__The exercise__: Your task is to repeat the listing exactly.
-- BEGIN Material for this exercise --
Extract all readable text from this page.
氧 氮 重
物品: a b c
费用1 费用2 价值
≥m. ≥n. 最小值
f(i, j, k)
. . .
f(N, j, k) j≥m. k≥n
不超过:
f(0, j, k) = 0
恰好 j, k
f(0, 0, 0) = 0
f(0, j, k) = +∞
-- END Material for this exercise --
__Problem solution__:
Extract all readable text from this page.
氧 氮 重
物品: a b c
费用1 费用2 价值
≥m. ≥n. 最小值
f(i, j, k)
. . .
f(N, j, k) j≥m. k≥n
不超过:
f(0, j, k) = 0
恰好 j, k
f(0, 0, 0) = 0
f(0, j, k) = +∞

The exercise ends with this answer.